→ AIM:
From the entries below, work out the number of lines that hold the word "MESTRADO", and give that number alone.

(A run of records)
□ □ □ □

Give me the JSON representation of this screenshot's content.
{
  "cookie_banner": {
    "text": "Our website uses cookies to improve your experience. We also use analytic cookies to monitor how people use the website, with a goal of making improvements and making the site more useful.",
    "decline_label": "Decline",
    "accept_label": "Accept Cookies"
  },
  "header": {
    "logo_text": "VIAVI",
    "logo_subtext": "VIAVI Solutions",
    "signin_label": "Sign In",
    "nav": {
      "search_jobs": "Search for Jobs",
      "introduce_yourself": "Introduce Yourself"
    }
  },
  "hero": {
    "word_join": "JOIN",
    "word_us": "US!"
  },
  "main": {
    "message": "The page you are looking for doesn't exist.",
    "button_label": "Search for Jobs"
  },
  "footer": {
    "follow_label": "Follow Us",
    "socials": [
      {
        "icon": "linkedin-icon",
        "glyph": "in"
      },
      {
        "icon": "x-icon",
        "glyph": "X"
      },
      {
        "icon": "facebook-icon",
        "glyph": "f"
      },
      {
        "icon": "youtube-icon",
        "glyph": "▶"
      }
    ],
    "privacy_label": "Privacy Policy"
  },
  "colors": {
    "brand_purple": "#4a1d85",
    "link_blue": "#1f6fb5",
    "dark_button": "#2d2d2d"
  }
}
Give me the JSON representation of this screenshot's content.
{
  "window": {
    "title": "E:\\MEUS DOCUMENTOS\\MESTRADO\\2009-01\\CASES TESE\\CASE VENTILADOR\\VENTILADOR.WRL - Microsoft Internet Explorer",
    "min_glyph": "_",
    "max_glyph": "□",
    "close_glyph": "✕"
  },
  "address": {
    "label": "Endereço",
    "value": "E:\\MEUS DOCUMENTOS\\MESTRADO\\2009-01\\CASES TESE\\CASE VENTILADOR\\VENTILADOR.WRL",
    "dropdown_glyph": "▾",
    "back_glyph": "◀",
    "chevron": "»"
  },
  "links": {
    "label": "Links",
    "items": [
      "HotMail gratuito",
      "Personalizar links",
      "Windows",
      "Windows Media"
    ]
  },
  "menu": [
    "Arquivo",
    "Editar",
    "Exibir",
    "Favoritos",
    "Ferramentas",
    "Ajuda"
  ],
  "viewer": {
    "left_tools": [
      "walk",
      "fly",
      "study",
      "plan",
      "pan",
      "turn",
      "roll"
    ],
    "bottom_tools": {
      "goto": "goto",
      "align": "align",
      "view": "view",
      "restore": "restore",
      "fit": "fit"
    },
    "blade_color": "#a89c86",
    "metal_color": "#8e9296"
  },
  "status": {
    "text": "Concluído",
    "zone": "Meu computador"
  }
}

□ □ □ □

→ RESULT FOR THIS TASK:
2